Could you quote the sales volumes passage below, starting at "Overall sales volumes" and running up to and including "at pre-loss rates."?

======== PAGE EXCERPT ========

Sales Volumes.  Crude oil, NGLs, and natural gas sales volumes, net to our interest, for the three months ended March 31, 2011 remained essentially flat from the three months ended March 31, 2010, however, oil and liquids production increased from 43% of total production during the three months ended March 31, 2010 to 73% of total production during the three months ended March 31, 2011.  Our crude oil sales volumes for the three months ended March 31, 2011 included 13,329 bbls from our interests in Delhi and 3,275 bbls from our properties in the Giddings Field.  Our crude oil sales volumes for the three months ended March 31, 2010 included 558 bbls from our interests in Delhi and 5,525 bbls from our properties in the Giddings Field.  Our NGL and natural gas volumes for the three months ended March 31, 2011 and 2010 were from our properties in the Giddings Field.

 

Overall sales volumes from our properties in the Giddings Field have decreased 45% from the three months ended March 31, 2010 due to normal decline and short-term loss of production from our best well, the Pearson #1H. We believe that the Pearson #1H decline was the result of influx of drilling fluid water lost during the drilling of our nearby joint venture Dodd #1H well and temporary loss of natural gas supply to drive the well’s gas lift.  In February 2011, Pearson #1H production was re-established at pre-loss rates.

======== INFORMATION GIVEN ========

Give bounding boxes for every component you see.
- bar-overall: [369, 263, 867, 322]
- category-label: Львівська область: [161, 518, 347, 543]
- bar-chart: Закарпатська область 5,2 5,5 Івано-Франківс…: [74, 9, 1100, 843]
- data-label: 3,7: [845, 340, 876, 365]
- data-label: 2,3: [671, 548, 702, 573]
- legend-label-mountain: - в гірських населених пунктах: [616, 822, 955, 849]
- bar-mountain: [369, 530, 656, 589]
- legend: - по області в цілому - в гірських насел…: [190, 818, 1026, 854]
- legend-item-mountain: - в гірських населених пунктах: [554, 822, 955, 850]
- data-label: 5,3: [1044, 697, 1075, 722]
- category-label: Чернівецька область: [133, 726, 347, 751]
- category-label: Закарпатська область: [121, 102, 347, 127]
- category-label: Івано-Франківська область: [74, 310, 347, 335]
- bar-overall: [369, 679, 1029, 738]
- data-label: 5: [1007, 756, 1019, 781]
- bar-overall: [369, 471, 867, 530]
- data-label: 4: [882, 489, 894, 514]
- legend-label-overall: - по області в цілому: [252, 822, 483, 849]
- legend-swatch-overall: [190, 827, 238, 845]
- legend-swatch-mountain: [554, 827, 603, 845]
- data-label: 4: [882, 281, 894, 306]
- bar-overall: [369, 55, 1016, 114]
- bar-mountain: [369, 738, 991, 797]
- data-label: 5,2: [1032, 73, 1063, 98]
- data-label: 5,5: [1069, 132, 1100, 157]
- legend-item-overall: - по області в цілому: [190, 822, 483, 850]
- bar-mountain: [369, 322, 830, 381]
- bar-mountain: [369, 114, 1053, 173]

========

TASK ANSWER.
Overall sales volumes from our properties in the Giddings Field have decreased 45% from the three months ended March 31, 2010 due to normal decline and short-term loss of production from our best well, the Pearson #1H. We believe that the Pearson #1H decline was the result of influx of drilling fluid water lost during the drilling of our nearby joint venture Dodd #1H well and temporary loss of natural gas supply to drive the well’s gas lift.  In February 2011, Pearson #1H production was re-established at pre-loss rates.